▸ Exercise objective
Omit all pictures and give the records below again exactly as written.

▸ Information provided
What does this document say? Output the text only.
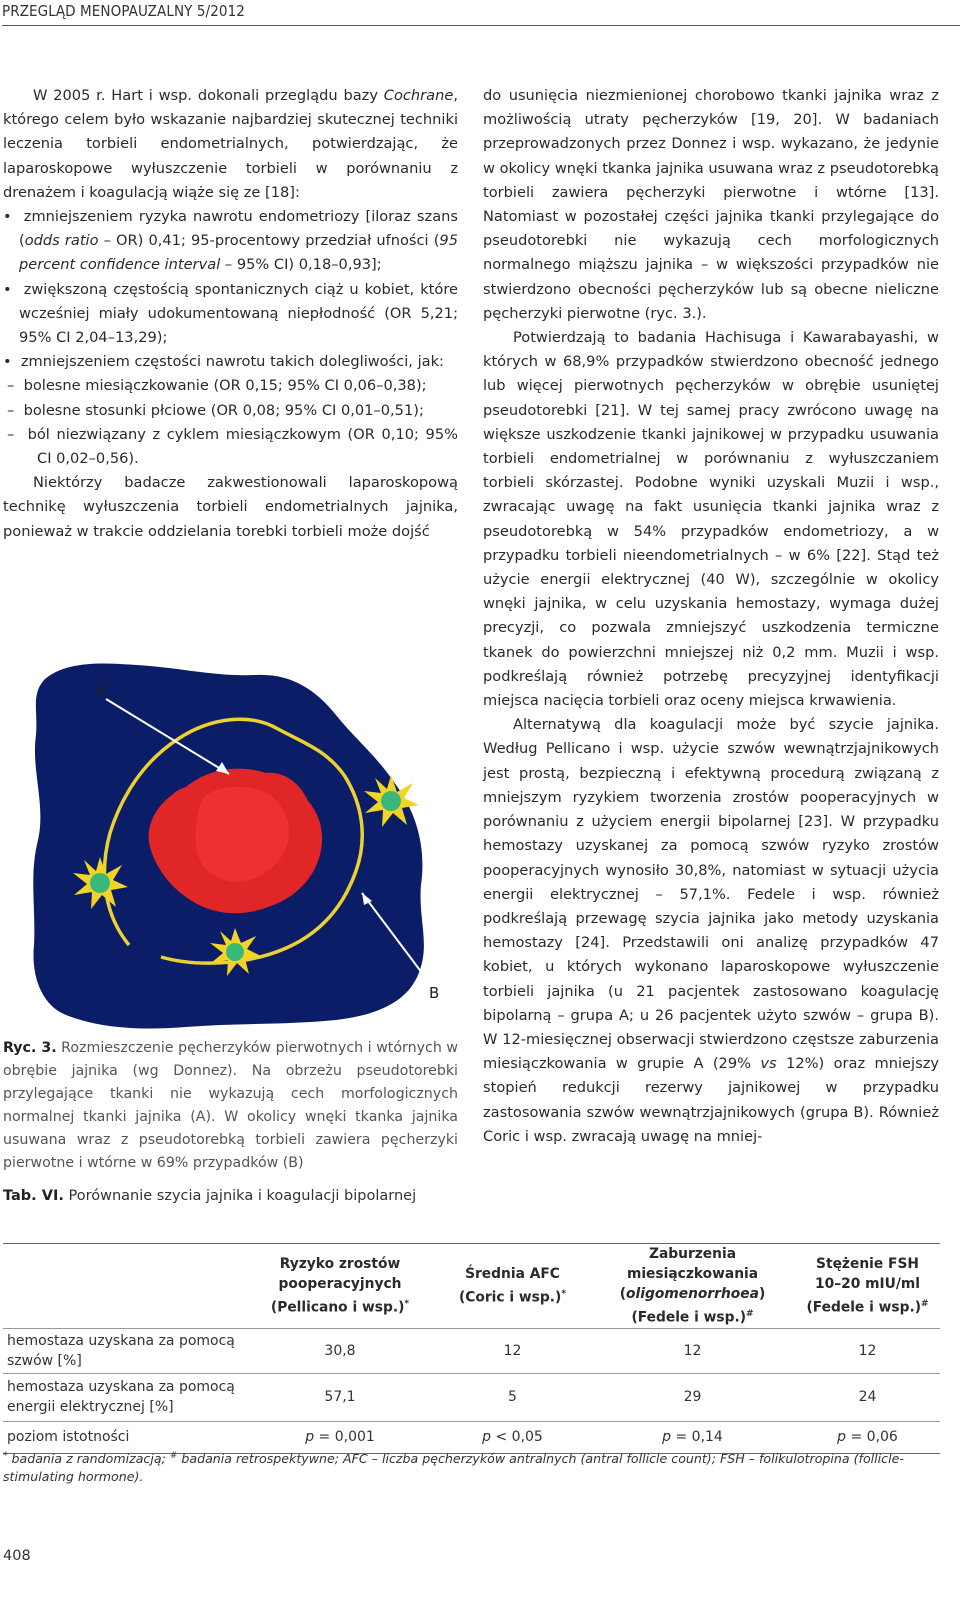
PRZEGLĄD MENOPAUZALNY 5/2012

W 2005 r. Hart i wsp. dokonali przeglądu bazy Cochrane, którego celem było wskazanie najbardziej skutecznej techniki leczenia torbieli endometrialnych, potwierdzając, że laparoskopowe wyłuszczenie torbieli w porównaniu z drenażem i koagulacją wiąże się ze [18]:

•  zmniejszeniem ryzyka nawrotu endometriozy [iloraz szans (odds ratio – OR) 0,41; 95-procentowy przedział ufności (95 percent confidence interval – 95% CI) 0,18–0,93];

•  zwiększoną częstością spontanicznych ciąż u kobiet, które wcześniej miały udokumentowaną niepłodność (OR 5,21; 95% CI 2,04–13,29);

•  zmniejszeniem częstości nawrotu takich dolegliwości, jak:

–  bolesne miesiączkowanie (OR 0,15; 95% CI 0,06–0,38);

–  bolesne stosunki płciowe (OR 0,08; 95% CI 0,01–0,51);

–  ból niezwiązany z cyklem miesiączkowym (OR 0,10; 95% CI 0,02–0,56).

Niektórzy badacze zakwestionowali laparoskopową technikę wyłuszczenia torbieli endometrialnych jajnika, ponieważ w trakcie oddzielania torebki torbieli może dojść

A
B
Ryc. 3. Rozmieszczenie pęcherzyków pierwotnych i wtórnych w obrębie jajnika (wg Donnez). Na obrzeżu pseudotorebki przylegające tkanki nie wykazują cech morfologicznych normalnej tkanki jajnika (A). W okolicy wnęki tkanka jajnika usuwana wraz z pseudotorebką torbieli zawiera pęcherzyki pierwotne i wtórne w 69% przypadków (B)

do usunięcia niezmienionej chorobowo tkanki jajnika wraz z możliwością utraty pęcherzyków [19, 20]. W badaniach przeprowadzonych przez Donnez i wsp. wykazano, że jedynie w okolicy wnęki tkanka jajnika usuwana wraz z pseudotorebką torbieli zawiera pęcherzyki pierwotne i wtórne [13]. Natomiast w pozostałej części jajnika tkanki przylegające do pseudotorebki nie wykazują cech morfologicznych normalnego miąższu jajnika – w większości przypadków nie stwierdzono obecności pęcherzyków lub są obecne nieliczne pęcherzyki pierwotne (ryc. 3.).

Potwierdzają to badania Hachisuga i Kawarabayashi, w których w 68,9% przypadków stwierdzono obecność jednego lub więcej pierwotnych pęcherzyków w obrębie usuniętej pseudotorebki [21]. W tej samej pracy zwrócono uwagę na większe uszkodzenie tkanki jajnikowej w przypadku usuwania torbieli endometrialnej w porównaniu z wyłuszczaniem torbieli skórzastej. Podobne wyniki uzyskali Muzii i wsp., zwracając uwagę na fakt usunięcia tkanki jajnika wraz z pseudotorebką w 54% przypadków endometriozy, a w przypadku torbieli nieendometrialnych – w 6% [22]. Stąd też użycie energii elektrycznej (40 W), szczególnie w okolicy wnęki jajnika, w celu uzyskania hemostazy, wymaga dużej precyzji, co pozwala zmniejszyć uszkodzenia termiczne tkanek do powierzchni mniejszej niż 0,2 mm. Muzii i wsp. podkreślają również potrzebę precyzyjnej identyfikacji miejsca nacięcia torbieli oraz oceny miejsca krwawienia.

Alternatywą dla koagulacji może być szycie jajnika. Według Pellicano i wsp. użycie szwów wewnątrzjajnikowych jest prostą, bezpieczną i efektywną procedurą związaną z mniejszym ryzykiem tworzenia zrostów pooperacyjnych w porównaniu z użyciem energii bipolarnej [23]. W przypadku hemostazy uzyskanej za pomocą szwów ryzyko zrostów pooperacyjnych wynosiło 30,8%, natomiast w sytuacji użycia energii elektrycznej – 57,1%. Fedele i wsp. również podkreślają przewagę szycia jajnika jako metody uzyskania hemostazy [24]. Przedstawili oni analizę przypadków 47 kobiet, u których wykonano laparoskopowe wyłuszczenie torbieli jajnika (u 21 pacjentek zastosowano koagulację bipolarną – grupa A; u 26 pacjentek użyto szwów – grupa B). W 12-miesięcznej obserwacji stwierdzono częstsze zaburzenia miesiączkowania w grupie A (29% vs 12%) oraz mniejszy stopień redukcji rezerwy jajnikowej w przypadku zastosowania szwów wewnątrzjajnikowych (grupa B). Również Coric i wsp. zwracają uwagę na mniej-

Tab. VI. Porównanie szycia jajnika i koagulacji bipolarnej
	Ryzyko zrostów
pooperacyjnych
(Pellicano i wsp.)*	Średnia AFC
(Coric i wsp.)*	Zaburzenia miesiączkowania
(oligomenorrhoea)
(Fedele i wsp.)#	Stężenie FSH
10–20 mIU/ml
(Fedele i wsp.)#
hemostaza uzyskana za pomocą szwów [%]	30,8	12	12	12
hemostaza uzyskana za pomocą energii elektrycznej [%]	57,1	5	29	24
poziom istotności	p = 0,001	p < 0,05	p = 0,14	p = 0,06
* badania z randomizacją; # badania retrospektywne; AFC – liczba pęcherzyków antralnych (antral follicle count); FSH – folikulotropina (follicle-stimulating hormone).
408
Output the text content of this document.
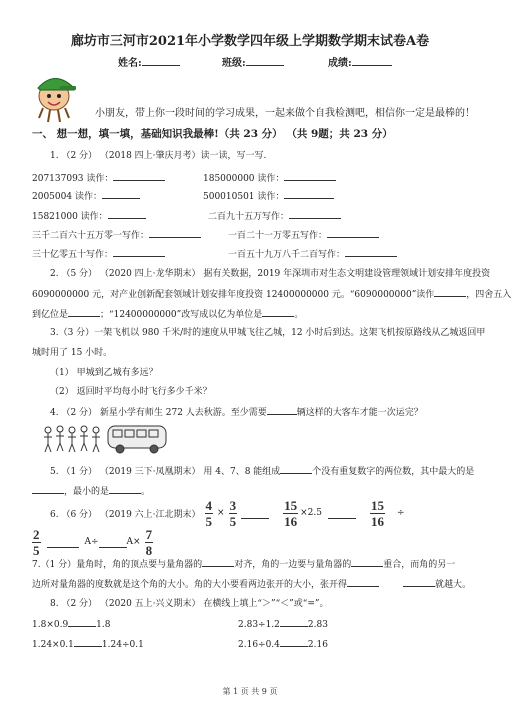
廊坊市三河市2021年小学数学四年级上学期数学期末试卷A卷
姓名:	班级:	成绩:
小朋友，带上你一段时间的学习成果，一起来做个自我检测吧，相信你一定是最棒的！
一、 想一想，填一填，基础知识我最棒!（共 23 分） （共 9题；共 23 分）
1. （2 分） （2018 四上·肇庆月考）读一读，写一写.
207137093 读作：	185000000 读作：
2005004 读作：	500010501 读作：
15821000 读作：	二百九十五万写作：
三千二百六十五万零一写作：	一百二十一万零五写作：
三十亿零五十写作：	一百五十九万八千二百写作：
2. （5 分） （2020 四上·龙华期末） 据有关数据，2019 年深圳市对生态文明建设管理领域计划安排年度投资
6090000000 元，对产业创新配套领域计划安排年度投资 12400000000 元。“6090000000”读作	，四舍五入
到亿位是	；“12400000000”改写成以亿为单位是	。
3.（3 分）一架飞机以 980 千米/时的速度从甲城飞往乙城，12 小时后到达。这架飞机按原路线从乙城返回甲
城时用了 15 小时。
（1） 甲城到乙城有多远？
（2） 返回时平均每小时飞行多少千米？
4. （2 分） 新星小学有师生 272 人去秋游。至少需要	辆这样的大客车才能一次运完？
5. （1 分） （2019 三下·凤凰期末） 用 4、7、8 能组成	个没有重复数字的两位数，其中最大的是
，最小的是	。
6. （6 分） （2019 六上·江北期末）
4
5
×
3
5
15
16
×2.5
15
16
÷
2
5
A÷	A×
7
8
7.（1 分）量角时，角的顶点要与量角器的	对齐，角的一边要与量角器的	重合，而角的另一
边所对量角器的度数就是这个角的大小。角的大小要看两边张开的大小，张开得	就越大。
8. （2 分） （2020 五上·兴义期末） 在横线上填上“＞”“＜”或“=”。
1.8×0.9	1.8	2.83÷1.2	2.83
1.24×0.1	1.24÷0.1	2.16÷0.4	2.16
第 1 页 共 9 页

▸ Full response
What does this document say? Output the text only.
PRZEGLĄD MENOPAUZALNY 5/2012

W 2005 r. Hart i wsp. dokonali przeglądu bazy Cochrane, którego celem było wskazanie najbardziej skutecznej techniki leczenia torbieli endometrialnych, potwierdzając, że laparoskopowe wyłuszczenie torbieli w porównaniu z drenażem i koagulacją wiąże się ze [18]:

•  zmniejszeniem ryzyka nawrotu endometriozy [iloraz szans (odds ratio – OR) 0,41; 95-procentowy przedział ufności (95 percent confidence interval – 95% CI) 0,18–0,93];

•  zwiększoną częstością spontanicznych ciąż u kobiet, które wcześniej miały udokumentowaną niepłodność (OR 5,21; 95% CI 2,04–13,29);

•  zmniejszeniem częstości nawrotu takich dolegliwości, jak:

–  bolesne miesiączkowanie (OR 0,15; 95% CI 0,06–0,38);

–  bolesne stosunki płciowe (OR 0,08; 95% CI 0,01–0,51);

–  ból niezwiązany z cyklem miesiączkowym (OR 0,10; 95% CI 0,02–0,56).

Niektórzy badacze zakwestionowali laparoskopową technikę wyłuszczenia torbieli endometrialnych jajnika, ponieważ w trakcie oddzielania torebki torbieli może dojść

A
B
Ryc. 3. Rozmieszczenie pęcherzyków pierwotnych i wtórnych w obrębie jajnika (wg Donnez). Na obrzeżu pseudotorebki przylegające tkanki nie wykazują cech morfologicznych normalnej tkanki jajnika (A). W okolicy wnęki tkanka jajnika usuwana wraz z pseudotorebką torbieli zawiera pęcherzyki pierwotne i wtórne w 69% przypadków (B)

do usunięcia niezmienionej chorobowo tkanki jajnika wraz z możliwością utraty pęcherzyków [19, 20]. W badaniach przeprowadzonych przez Donnez i wsp. wykazano, że jedynie w okolicy wnęki tkanka jajnika usuwana wraz z pseudotorebką torbieli zawiera pęcherzyki pierwotne i wtórne [13]. Natomiast w pozostałej części jajnika tkanki przylegające do pseudotorebki nie wykazują cech morfologicznych normalnego miąższu jajnika – w większości przypadków nie stwierdzono obecności pęcherzyków lub są obecne nieliczne pęcherzyki pierwotne (ryc. 3.).

Potwierdzają to badania Hachisuga i Kawarabayashi, w których w 68,9% przypadków stwierdzono obecność jednego lub więcej pierwotnych pęcherzyków w obrębie usuniętej pseudotorebki [21]. W tej samej pracy zwrócono uwagę na większe uszkodzenie tkanki jajnikowej w przypadku usuwania torbieli endometrialnej w porównaniu z wyłuszczaniem torbieli skórzastej. Podobne wyniki uzyskali Muzii i wsp., zwracając uwagę na fakt usunięcia tkanki jajnika wraz z pseudotorebką w 54% przypadków endometriozy, a w przypadku torbieli nieendometrialnych – w 6% [22]. Stąd też użycie energii elektrycznej (40 W), szczególnie w okolicy wnęki jajnika, w celu uzyskania hemostazy, wymaga dużej precyzji, co pozwala zmniejszyć uszkodzenia termiczne tkanek do powierzchni mniejszej niż 0,2 mm. Muzii i wsp. podkreślają również potrzebę precyzyjnej identyfikacji miejsca nacięcia torbieli oraz oceny miejsca krwawienia.

Alternatywą dla koagulacji może być szycie jajnika. Według Pellicano i wsp. użycie szwów wewnątrzjajnikowych jest prostą, bezpieczną i efektywną procedurą związaną z mniejszym ryzykiem tworzenia zrostów pooperacyjnych w porównaniu z użyciem energii bipolarnej [23]. W przypadku hemostazy uzyskanej za pomocą szwów ryzyko zrostów pooperacyjnych wynosiło 30,8%, natomiast w sytuacji użycia energii elektrycznej – 57,1%. Fedele i wsp. również podkreślają przewagę szycia jajnika jako metody uzyskania hemostazy [24]. Przedstawili oni analizę przypadków 47 kobiet, u których wykonano laparoskopowe wyłuszczenie torbieli jajnika (u 21 pacjentek zastosowano koagulację bipolarną – grupa A; u 26 pacjentek użyto szwów – grupa B). W 12-miesięcznej obserwacji stwierdzono częstsze zaburzenia miesiączkowania w grupie A (29% vs 12%) oraz mniejszy stopień redukcji rezerwy jajnikowej w przypadku zastosowania szwów wewnątrzjajnikowych (grupa B). Również Coric i wsp. zwracają uwagę na mniej-

Tab. VI. Porównanie szycia jajnika i koagulacji bipolarnej
	Ryzyko zrostów
pooperacyjnych
(Pellicano i wsp.)*	Średnia AFC
(Coric i wsp.)*	Zaburzenia miesiączkowania
(oligomenorrhoea)
(Fedele i wsp.)#	Stężenie FSH
10–20 mIU/ml
(Fedele i wsp.)#
hemostaza uzyskana za pomocą szwów [%]	30,8	12	12	12
hemostaza uzyskana za pomocą energii elektrycznej [%]	57,1	5	29	24
poziom istotności	p = 0,001	p < 0,05	p = 0,14	p = 0,06
* badania z randomizacją; # badania retrospektywne; AFC – liczba pęcherzyków antralnych (antral follicle count); FSH – folikulotropina (follicle-stimulating hormone).
408
Output the text content of this document.
廊坊市三河市2021年小学数学四年级上学期数学期末试卷A卷
姓名:	班级:	成绩:
小朋友，带上你一段时间的学习成果，一起来做个自我检测吧，相信你一定是最棒的！
一、 想一想，填一填，基础知识我最棒!（共 23 分） （共 9题；共 23 分）
1. （2 分） （2018 四上·肇庆月考）读一读，写一写.
207137093 读作：	185000000 读作：
2005004 读作：	500010501 读作：
15821000 读作：	二百九十五万写作：
三千二百六十五万零一写作：	一百二十一万零五写作：
三十亿零五十写作：	一百五十九万八千二百写作：
2. （5 分） （2020 四上·龙华期末） 据有关数据，2019 年深圳市对生态文明建设管理领域计划安排年度投资
6090000000 元，对产业创新配套领域计划安排年度投资 12400000000 元。“6090000000”读作	，四舍五入
到亿位是	；“12400000000”改写成以亿为单位是	。
3.（3 分）一架飞机以 980 千米/时的速度从甲城飞往乙城，12 小时后到达。这架飞机按原路线从乙城返回甲
城时用了 15 小时。
（1） 甲城到乙城有多远？
（2） 返回时平均每小时飞行多少千米？
4. （2 分） 新星小学有师生 272 人去秋游。至少需要	辆这样的大客车才能一次运完？
5. （1 分） （2019 三下·凤凰期末） 用 4、7、8 能组成	个没有重复数字的两位数，其中最大的是
，最小的是	。
6. （6 分） （2019 六上·江北期末）
4
5
×
3
5
15
16
×2.5
15
16
÷
2
5
A÷	A×
7
8
7.（1 分）量角时，角的顶点要与量角器的	对齐，角的一边要与量角器的	重合，而角的另一
边所对量角器的度数就是这个角的大小。角的大小要看两边张开的大小，张开得	就越大。
8. （2 分） （2020 五上·兴义期末） 在横线上填上“＞”“＜”或“=”。
1.8×0.9	1.8	2.83÷1.2	2.83
1.24×0.1	1.24÷0.1	2.16÷0.4	2.16
第 1 页 共 9 页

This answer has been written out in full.